DATA ENTRIES ->

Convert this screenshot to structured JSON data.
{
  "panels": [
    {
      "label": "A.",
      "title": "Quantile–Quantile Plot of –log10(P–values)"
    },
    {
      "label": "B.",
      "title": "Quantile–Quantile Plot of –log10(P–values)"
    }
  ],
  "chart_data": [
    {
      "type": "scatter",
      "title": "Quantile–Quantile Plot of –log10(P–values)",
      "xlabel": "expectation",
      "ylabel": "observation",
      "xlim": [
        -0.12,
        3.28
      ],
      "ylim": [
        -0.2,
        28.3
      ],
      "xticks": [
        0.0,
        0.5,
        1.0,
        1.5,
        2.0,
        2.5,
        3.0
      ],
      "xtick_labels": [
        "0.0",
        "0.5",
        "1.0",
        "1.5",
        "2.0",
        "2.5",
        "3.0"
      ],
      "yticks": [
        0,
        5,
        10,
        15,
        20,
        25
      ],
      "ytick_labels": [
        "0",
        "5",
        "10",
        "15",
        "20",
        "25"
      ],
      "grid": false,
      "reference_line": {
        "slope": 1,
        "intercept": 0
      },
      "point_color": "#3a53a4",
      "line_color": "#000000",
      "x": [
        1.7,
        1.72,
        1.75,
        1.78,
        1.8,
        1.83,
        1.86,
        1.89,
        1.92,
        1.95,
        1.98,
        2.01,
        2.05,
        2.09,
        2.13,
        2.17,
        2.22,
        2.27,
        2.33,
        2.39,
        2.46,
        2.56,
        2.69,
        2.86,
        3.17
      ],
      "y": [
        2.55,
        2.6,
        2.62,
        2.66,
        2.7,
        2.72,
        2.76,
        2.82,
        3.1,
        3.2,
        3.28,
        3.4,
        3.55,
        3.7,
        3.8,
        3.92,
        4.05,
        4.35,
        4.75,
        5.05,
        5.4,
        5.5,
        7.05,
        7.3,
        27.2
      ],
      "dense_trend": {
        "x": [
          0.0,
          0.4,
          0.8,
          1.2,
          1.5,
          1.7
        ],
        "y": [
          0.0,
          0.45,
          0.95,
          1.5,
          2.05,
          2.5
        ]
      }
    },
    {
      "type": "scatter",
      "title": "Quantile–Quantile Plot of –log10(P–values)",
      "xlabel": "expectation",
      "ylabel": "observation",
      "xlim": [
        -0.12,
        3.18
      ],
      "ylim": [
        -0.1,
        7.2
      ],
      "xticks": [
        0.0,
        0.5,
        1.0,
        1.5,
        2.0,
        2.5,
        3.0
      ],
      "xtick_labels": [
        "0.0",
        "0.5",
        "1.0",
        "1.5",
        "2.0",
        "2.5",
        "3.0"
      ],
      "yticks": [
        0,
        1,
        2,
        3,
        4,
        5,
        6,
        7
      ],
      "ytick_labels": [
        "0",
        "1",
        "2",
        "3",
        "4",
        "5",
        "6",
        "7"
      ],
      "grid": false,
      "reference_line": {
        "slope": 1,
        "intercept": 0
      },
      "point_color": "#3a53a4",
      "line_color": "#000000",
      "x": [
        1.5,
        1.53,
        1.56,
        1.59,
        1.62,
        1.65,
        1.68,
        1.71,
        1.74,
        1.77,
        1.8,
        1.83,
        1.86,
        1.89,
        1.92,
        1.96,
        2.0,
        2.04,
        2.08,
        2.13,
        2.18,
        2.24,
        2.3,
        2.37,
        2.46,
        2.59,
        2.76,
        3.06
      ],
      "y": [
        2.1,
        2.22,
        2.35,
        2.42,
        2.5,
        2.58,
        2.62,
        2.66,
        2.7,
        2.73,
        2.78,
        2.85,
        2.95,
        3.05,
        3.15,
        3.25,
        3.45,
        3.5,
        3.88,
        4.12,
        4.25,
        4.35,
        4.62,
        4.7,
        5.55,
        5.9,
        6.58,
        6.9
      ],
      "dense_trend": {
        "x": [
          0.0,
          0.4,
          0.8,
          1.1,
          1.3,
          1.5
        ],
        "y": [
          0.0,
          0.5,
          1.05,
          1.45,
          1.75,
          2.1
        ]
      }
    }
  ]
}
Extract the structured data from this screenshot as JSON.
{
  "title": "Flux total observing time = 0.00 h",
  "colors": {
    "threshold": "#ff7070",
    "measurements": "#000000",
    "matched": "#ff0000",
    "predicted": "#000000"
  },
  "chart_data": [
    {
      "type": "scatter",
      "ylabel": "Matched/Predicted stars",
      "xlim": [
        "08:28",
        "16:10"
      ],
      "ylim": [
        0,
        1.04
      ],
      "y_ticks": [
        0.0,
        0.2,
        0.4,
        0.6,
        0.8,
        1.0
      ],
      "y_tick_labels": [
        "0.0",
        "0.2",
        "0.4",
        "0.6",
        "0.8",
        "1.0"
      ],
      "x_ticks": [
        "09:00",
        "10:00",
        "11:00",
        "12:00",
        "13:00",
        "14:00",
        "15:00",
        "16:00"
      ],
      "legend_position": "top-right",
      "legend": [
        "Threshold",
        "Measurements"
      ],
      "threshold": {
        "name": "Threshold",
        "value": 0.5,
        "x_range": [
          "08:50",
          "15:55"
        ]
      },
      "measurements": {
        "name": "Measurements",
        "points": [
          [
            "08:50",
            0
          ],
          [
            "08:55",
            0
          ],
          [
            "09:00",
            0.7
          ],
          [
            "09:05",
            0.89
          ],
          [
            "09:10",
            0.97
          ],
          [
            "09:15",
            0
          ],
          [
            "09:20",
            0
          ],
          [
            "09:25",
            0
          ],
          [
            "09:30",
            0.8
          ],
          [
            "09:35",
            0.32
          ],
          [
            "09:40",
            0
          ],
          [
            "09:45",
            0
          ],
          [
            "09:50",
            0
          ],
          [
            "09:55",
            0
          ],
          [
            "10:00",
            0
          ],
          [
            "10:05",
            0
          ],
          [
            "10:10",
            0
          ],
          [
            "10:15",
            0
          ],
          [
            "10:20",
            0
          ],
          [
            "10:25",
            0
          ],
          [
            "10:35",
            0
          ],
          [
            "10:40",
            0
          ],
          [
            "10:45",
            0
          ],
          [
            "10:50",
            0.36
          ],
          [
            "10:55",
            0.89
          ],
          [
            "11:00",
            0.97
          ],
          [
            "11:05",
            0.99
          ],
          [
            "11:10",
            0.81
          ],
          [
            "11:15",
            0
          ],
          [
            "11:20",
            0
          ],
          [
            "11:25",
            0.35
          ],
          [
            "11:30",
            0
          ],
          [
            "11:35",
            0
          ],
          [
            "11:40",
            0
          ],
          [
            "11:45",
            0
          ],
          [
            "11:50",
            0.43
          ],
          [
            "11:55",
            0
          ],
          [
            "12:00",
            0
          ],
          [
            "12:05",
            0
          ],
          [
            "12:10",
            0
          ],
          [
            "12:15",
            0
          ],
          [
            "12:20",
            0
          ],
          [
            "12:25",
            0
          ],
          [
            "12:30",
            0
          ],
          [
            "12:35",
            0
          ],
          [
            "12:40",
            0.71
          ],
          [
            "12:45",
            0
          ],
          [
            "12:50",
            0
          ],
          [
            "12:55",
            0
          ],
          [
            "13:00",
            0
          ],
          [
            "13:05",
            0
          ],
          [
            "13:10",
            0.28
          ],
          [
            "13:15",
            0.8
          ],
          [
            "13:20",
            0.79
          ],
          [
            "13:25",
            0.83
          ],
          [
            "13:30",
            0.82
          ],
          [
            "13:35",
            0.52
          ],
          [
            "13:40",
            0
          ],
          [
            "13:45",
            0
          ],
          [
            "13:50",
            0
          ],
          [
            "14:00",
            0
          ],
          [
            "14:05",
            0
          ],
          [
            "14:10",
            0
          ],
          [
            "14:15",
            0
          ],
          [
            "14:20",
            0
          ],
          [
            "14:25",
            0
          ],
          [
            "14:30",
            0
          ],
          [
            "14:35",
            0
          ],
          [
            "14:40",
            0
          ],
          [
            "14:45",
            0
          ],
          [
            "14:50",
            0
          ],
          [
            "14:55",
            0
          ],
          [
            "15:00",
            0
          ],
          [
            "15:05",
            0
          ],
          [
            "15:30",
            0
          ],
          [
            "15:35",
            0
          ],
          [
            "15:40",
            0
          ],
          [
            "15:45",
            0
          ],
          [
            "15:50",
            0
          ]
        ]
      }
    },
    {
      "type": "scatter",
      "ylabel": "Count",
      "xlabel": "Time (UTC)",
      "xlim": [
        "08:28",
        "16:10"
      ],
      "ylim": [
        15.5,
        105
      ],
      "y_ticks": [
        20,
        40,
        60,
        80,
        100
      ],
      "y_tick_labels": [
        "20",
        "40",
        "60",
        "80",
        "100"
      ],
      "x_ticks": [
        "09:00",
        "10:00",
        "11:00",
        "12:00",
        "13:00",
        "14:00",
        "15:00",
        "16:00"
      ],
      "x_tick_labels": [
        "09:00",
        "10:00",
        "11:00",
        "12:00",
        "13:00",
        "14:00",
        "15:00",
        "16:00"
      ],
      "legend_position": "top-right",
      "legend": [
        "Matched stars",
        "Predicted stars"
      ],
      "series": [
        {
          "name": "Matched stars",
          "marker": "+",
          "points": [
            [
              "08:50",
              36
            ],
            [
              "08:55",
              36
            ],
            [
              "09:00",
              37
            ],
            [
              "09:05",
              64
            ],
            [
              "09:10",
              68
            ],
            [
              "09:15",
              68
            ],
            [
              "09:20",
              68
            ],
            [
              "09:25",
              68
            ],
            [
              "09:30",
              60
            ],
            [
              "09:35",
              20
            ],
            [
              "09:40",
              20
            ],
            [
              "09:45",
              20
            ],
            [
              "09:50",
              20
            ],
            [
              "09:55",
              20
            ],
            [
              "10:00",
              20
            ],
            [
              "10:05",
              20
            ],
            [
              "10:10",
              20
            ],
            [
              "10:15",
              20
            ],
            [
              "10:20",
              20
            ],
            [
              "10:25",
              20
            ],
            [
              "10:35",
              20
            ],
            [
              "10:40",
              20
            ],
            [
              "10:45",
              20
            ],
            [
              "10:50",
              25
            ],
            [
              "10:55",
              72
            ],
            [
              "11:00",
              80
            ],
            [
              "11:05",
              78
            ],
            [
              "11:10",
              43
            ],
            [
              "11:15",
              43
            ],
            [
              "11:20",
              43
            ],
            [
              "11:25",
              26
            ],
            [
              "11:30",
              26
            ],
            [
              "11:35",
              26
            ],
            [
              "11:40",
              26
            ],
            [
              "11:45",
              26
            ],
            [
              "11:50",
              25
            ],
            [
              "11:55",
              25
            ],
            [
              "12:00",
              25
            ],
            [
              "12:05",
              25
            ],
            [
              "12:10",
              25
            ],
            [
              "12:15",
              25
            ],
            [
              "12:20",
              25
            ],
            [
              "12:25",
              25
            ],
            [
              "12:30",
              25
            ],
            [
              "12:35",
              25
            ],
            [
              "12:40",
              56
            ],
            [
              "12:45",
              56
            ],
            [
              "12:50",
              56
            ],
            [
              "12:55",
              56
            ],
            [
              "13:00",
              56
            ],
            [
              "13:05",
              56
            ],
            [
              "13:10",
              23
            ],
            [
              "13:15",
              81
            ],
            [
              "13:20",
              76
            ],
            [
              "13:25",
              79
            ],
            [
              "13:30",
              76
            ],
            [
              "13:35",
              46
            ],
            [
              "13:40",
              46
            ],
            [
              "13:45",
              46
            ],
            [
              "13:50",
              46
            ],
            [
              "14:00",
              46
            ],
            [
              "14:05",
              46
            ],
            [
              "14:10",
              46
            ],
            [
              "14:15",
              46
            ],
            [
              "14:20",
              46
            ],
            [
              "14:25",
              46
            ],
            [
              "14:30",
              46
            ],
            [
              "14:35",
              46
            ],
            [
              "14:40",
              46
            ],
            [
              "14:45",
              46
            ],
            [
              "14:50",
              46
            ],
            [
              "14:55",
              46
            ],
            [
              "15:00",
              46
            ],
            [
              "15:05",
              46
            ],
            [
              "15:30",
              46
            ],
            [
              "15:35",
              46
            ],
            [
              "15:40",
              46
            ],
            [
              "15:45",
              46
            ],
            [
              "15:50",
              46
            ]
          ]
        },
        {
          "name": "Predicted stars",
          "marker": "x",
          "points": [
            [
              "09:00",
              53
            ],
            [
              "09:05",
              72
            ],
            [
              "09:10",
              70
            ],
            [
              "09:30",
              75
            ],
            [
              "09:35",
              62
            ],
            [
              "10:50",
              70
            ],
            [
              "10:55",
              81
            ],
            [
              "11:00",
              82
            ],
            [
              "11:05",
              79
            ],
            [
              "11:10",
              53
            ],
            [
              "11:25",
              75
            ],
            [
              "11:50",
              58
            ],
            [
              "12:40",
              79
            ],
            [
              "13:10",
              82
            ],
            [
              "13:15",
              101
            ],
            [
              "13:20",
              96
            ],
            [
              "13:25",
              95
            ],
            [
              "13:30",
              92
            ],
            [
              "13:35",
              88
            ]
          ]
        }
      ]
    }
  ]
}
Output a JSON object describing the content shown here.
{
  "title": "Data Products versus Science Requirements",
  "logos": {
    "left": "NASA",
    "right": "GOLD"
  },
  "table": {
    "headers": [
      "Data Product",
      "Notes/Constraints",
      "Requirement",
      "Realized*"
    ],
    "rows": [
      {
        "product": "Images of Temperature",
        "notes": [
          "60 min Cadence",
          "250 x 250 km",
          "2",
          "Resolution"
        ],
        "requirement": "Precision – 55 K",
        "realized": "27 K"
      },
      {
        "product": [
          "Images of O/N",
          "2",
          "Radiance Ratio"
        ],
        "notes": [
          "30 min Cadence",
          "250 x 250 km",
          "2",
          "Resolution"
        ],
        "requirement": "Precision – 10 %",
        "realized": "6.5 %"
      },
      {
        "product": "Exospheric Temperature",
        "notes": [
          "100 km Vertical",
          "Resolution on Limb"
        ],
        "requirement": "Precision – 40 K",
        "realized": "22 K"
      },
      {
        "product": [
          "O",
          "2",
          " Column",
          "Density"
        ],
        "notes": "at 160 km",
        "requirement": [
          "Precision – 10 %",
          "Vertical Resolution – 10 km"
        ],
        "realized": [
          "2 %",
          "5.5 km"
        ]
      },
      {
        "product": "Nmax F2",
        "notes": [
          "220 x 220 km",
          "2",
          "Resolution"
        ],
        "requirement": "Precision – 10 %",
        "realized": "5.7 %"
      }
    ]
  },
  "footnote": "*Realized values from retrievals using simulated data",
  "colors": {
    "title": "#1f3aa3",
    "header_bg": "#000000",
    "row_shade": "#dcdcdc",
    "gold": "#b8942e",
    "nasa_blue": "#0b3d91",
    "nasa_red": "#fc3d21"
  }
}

WHAT YOU NEED TO DO -> Of all the lines in the material above, how many contain the word "Vertical"? Give only the count.

RESULT -> 2